(Data entries)
□ □ □ □ □

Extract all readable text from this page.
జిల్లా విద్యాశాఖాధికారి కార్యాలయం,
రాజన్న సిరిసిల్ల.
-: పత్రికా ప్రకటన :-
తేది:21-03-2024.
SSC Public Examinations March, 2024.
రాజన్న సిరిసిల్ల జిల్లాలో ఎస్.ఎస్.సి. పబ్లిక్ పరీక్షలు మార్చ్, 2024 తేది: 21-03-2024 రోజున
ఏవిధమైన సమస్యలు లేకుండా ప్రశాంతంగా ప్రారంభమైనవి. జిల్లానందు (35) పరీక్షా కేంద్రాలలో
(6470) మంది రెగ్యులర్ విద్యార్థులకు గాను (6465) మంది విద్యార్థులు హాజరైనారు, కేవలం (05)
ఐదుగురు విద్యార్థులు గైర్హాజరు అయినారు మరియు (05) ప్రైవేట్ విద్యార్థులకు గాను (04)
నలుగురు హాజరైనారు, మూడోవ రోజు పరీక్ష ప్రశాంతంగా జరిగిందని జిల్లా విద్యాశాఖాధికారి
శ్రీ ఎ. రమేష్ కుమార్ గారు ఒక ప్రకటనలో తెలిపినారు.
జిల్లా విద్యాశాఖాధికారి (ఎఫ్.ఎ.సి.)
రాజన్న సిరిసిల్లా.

□ □ □ □ □

Output each record precisely as given.

Extract all readable text from this page.
జిల్లా విద్యాశాఖాధికారి కార్యాలయం,
రాజన్న సిరిసిల్ల.
-: పత్రికా ప్రకటన :-
తేది:21-03-2024.
SSC Public Examinations March, 2024.
రాజన్న సిరిసిల్ల జిల్లాలో ఎస్.ఎస్.సి. పబ్లిక్ పరీక్షలు మార్చ్, 2024 తేది: 21-03-2024 రోజున
ఏవిధమైన సమస్యలు లేకుండా ప్రశాంతంగా ప్రారంభమైనవి. జిల్లానందు (35) పరీక్షా కేంద్రాలలో
(6470) మంది రెగ్యులర్ విద్యార్థులకు గాను (6465) మంది విద్యార్థులు హాజరైనారు, కేవలం (05)
ఐదుగురు విద్యార్థులు గైర్హాజరు అయినారు మరియు (05) ప్రైవేట్ విద్యార్థులకు గాను (04)
నలుగురు హాజరైనారు, మూడోవ రోజు పరీక్ష ప్రశాంతంగా జరిగిందని జిల్లా విద్యాశాఖాధికారి
శ్రీ ఎ. రమేష్ కుమార్ గారు ఒక ప్రకటనలో తెలిపినారు.
జిల్లా విద్యాశాఖాధికారి (ఎఫ్.ఎ.సి.)
రాజన్న సిరిసిల్లా.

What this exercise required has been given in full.